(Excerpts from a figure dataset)
* begin *
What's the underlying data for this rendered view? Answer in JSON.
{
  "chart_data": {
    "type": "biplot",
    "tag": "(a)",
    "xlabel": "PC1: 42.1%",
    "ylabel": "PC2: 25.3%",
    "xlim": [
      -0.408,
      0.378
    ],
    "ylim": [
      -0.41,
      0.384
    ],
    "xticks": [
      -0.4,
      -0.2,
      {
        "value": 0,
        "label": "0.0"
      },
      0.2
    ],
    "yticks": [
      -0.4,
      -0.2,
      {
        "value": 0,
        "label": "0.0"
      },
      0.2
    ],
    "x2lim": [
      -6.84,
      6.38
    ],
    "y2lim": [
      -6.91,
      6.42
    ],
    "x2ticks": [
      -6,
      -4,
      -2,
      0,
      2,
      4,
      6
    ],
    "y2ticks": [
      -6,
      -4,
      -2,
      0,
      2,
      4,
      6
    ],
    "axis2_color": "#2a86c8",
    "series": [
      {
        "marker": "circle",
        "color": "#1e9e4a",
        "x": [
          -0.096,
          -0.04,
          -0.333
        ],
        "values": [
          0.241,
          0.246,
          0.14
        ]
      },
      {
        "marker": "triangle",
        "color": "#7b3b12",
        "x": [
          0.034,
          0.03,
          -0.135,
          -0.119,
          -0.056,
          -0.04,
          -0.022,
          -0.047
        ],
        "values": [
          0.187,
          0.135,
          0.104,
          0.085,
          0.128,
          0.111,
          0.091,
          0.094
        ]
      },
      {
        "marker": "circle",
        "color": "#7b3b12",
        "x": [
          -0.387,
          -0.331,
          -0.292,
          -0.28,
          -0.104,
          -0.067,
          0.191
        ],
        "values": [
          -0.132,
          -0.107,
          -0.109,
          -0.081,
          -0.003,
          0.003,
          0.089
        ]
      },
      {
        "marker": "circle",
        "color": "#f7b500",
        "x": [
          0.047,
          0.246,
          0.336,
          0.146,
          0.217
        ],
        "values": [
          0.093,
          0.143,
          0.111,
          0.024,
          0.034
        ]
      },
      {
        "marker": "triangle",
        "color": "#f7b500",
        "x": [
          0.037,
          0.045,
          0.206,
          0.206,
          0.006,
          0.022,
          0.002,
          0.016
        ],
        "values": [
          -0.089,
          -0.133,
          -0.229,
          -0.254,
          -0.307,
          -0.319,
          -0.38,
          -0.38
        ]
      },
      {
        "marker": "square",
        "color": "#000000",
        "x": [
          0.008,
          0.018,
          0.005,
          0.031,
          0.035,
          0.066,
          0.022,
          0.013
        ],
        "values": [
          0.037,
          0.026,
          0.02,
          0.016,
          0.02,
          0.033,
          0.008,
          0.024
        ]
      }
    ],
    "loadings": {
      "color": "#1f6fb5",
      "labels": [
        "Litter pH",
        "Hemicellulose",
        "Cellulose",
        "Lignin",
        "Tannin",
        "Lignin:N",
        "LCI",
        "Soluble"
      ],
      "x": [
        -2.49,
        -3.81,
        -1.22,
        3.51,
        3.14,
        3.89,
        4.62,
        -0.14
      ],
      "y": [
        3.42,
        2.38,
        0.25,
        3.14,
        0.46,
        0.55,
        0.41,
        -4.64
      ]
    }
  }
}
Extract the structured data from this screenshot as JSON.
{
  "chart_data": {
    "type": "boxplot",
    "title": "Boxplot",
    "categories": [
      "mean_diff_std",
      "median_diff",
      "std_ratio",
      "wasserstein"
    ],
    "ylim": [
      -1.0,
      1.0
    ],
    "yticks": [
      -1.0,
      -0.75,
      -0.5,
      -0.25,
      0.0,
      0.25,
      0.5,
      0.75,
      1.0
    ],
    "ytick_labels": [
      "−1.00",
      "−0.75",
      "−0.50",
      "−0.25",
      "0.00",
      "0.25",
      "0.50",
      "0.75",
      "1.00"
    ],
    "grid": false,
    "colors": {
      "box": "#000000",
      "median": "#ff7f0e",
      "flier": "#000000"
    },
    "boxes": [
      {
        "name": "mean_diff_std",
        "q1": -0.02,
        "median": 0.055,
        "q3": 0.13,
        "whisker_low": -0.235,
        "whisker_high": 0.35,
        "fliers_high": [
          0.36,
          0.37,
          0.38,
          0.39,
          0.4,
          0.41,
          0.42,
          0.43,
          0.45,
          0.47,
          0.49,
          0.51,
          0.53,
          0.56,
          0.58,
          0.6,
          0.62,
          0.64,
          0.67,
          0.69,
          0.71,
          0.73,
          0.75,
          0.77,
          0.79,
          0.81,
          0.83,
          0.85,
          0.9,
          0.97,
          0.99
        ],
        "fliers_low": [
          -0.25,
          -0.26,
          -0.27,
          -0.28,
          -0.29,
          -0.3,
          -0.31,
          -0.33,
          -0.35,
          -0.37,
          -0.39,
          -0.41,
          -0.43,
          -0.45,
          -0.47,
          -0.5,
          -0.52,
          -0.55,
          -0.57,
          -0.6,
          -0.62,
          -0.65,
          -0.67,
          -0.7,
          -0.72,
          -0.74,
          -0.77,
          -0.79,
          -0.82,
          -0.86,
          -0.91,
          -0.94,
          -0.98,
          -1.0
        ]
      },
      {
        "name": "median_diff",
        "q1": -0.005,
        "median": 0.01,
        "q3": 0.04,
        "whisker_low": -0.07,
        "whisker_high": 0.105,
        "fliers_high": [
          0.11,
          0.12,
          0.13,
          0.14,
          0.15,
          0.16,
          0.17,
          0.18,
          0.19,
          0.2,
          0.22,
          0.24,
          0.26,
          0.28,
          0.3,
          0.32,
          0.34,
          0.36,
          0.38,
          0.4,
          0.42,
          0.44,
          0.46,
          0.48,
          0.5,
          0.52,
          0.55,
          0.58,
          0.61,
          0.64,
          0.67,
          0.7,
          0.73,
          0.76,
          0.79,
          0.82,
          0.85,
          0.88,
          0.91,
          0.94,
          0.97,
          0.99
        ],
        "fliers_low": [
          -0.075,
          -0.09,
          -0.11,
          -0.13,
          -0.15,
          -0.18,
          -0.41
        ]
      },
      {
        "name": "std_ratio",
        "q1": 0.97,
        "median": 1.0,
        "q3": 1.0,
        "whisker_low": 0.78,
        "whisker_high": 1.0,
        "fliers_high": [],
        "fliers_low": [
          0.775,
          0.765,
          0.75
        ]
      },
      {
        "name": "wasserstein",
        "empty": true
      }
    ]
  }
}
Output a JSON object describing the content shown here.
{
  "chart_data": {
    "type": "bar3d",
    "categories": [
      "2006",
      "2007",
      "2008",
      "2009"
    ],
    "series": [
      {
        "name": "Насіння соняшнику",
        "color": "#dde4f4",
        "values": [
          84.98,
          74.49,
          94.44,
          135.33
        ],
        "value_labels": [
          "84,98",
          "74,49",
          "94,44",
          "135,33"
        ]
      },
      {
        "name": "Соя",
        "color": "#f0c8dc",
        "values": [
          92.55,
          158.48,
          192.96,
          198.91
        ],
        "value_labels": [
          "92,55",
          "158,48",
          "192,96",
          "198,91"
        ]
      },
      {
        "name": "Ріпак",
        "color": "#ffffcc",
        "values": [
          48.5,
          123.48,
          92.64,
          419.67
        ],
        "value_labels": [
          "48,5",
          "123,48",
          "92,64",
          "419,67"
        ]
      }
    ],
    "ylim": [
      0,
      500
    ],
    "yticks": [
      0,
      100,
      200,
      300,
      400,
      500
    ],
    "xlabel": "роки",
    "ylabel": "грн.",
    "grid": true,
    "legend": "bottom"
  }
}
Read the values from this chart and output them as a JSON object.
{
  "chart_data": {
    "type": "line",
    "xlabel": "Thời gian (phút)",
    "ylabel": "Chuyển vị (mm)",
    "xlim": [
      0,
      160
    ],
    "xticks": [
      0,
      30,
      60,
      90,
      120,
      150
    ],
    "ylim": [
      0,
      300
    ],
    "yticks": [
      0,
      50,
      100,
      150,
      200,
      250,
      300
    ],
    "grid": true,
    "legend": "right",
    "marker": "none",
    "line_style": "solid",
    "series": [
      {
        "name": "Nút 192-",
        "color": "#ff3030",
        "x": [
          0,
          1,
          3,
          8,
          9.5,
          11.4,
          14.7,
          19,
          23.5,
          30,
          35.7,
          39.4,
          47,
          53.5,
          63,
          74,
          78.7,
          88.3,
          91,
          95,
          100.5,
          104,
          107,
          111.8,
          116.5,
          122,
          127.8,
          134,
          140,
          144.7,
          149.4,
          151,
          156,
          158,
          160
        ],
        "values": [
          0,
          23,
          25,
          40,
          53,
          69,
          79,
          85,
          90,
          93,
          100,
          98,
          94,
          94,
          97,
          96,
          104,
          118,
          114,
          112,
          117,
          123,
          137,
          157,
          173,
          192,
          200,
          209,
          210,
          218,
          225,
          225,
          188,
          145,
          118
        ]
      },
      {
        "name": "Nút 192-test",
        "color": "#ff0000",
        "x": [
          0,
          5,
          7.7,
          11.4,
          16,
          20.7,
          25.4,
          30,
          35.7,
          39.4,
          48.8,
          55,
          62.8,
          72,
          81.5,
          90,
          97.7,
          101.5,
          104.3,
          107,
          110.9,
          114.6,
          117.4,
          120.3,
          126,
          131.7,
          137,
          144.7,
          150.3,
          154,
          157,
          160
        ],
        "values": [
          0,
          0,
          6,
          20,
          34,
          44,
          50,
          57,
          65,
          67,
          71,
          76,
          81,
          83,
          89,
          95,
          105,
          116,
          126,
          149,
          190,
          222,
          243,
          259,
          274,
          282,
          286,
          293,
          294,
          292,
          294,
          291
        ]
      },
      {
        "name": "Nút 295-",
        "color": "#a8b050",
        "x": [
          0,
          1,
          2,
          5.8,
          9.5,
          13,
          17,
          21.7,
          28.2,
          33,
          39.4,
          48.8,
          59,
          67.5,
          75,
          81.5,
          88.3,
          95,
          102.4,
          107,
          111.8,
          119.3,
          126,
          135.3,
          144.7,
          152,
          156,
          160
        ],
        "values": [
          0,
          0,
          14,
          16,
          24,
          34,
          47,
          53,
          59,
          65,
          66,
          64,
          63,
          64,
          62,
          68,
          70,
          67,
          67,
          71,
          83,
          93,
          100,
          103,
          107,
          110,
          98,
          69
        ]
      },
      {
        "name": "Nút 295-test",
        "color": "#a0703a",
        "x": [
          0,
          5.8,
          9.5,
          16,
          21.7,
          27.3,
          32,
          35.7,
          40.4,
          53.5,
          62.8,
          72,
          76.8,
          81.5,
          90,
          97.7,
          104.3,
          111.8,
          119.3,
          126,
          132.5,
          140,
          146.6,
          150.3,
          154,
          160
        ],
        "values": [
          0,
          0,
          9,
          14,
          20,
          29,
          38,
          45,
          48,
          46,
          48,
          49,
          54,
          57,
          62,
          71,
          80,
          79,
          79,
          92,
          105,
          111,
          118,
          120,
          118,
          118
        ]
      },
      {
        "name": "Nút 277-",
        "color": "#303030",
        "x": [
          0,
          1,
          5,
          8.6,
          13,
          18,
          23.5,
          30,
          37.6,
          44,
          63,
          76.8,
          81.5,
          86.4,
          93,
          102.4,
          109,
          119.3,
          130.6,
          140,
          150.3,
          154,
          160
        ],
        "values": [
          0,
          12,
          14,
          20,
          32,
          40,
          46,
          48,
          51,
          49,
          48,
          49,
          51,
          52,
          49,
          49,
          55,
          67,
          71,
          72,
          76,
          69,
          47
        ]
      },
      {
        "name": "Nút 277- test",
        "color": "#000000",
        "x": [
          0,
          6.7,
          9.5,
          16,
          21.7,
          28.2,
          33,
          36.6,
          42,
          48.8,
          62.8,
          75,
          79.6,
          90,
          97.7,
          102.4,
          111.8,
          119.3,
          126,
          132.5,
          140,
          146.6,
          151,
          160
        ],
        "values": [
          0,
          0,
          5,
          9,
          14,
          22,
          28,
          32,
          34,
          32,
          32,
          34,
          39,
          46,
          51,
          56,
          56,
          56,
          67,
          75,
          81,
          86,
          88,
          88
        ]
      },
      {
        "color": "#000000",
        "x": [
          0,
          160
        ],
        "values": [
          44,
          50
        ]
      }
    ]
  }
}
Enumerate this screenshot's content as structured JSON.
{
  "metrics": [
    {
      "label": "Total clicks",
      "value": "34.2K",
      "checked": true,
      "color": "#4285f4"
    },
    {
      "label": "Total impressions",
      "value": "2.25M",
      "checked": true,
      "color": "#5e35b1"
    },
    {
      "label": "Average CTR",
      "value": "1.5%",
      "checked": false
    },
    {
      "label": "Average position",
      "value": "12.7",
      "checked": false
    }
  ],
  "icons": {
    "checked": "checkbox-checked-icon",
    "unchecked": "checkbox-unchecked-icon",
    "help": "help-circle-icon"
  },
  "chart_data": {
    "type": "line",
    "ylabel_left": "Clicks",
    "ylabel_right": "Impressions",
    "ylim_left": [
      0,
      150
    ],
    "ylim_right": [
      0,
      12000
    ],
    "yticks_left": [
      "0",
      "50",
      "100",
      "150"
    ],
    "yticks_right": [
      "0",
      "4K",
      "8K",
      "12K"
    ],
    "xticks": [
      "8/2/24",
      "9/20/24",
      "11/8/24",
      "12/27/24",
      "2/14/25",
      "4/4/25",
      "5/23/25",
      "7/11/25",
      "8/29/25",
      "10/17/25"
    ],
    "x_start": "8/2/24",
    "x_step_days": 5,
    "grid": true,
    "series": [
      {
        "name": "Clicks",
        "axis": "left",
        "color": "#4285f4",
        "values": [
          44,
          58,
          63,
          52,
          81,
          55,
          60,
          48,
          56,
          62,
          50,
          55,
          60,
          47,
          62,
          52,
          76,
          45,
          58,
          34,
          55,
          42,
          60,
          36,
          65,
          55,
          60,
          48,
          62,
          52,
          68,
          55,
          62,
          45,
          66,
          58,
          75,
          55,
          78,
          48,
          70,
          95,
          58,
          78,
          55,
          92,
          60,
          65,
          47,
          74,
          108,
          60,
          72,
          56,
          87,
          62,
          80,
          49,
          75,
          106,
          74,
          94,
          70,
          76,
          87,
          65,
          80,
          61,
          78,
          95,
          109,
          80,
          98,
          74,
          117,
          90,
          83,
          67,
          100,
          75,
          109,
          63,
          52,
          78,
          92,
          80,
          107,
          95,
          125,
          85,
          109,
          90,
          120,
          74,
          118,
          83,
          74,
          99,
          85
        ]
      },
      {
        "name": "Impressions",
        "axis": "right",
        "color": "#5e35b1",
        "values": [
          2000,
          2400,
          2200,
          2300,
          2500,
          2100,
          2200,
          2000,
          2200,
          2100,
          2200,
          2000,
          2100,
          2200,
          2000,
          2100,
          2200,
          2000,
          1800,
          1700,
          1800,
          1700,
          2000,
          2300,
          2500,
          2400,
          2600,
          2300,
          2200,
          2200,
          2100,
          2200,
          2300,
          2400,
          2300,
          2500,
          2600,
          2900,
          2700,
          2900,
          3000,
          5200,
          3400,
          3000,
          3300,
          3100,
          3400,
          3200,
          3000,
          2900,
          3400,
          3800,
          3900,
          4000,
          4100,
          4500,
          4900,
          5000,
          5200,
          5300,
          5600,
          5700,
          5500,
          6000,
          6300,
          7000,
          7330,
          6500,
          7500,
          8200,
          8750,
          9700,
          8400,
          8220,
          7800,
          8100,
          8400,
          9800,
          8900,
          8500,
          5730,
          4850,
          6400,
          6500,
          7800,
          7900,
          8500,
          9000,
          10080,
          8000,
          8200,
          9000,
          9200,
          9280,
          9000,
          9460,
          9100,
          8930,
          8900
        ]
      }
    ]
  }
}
* end *
Go through the listing above and list every line that has the word "type".

**CORRECT RESULT**
    "type": "biplot",
    "type": "boxplot",
    "type": "bar3d",
    "type": "line",
    "type": "line",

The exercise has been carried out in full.